# start of Dataset extract
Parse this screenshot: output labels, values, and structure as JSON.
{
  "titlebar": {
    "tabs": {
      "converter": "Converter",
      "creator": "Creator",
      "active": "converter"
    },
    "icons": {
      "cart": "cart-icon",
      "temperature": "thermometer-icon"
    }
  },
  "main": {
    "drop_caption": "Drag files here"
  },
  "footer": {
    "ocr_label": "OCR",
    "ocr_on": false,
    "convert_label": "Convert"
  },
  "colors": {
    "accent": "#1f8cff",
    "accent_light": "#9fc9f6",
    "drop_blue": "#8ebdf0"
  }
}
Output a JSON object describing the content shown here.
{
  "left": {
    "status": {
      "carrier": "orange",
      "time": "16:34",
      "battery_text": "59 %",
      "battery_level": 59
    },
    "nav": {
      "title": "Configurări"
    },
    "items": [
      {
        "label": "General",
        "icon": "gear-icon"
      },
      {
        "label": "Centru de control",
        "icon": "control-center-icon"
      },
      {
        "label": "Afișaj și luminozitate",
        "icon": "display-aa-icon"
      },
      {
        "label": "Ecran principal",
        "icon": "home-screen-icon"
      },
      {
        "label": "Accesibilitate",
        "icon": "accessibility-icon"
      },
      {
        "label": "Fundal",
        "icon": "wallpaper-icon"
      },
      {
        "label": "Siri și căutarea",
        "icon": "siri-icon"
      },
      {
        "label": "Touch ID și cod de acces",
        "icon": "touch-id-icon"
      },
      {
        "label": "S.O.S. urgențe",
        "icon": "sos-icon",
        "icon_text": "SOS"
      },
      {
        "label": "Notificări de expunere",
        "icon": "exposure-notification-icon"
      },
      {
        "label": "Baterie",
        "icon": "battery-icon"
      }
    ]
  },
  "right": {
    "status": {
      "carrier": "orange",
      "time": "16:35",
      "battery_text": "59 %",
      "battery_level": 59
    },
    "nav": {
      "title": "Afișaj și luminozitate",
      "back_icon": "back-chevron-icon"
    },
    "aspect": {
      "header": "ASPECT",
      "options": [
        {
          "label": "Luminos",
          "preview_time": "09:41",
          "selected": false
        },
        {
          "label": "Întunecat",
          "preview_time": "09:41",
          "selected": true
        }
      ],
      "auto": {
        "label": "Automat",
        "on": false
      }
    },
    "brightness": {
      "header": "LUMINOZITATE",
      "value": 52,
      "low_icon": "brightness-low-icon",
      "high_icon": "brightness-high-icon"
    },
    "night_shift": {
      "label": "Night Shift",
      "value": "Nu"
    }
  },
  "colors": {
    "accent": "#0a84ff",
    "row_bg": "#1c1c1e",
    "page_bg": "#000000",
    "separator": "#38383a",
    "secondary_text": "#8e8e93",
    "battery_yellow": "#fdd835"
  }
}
# end of Dataset extract
Written instruction =>
Single out each line of the records above with the string "control" in it, and copy it.

The response =>
        "label": "Centru de control",
        "icon": "control-center-icon"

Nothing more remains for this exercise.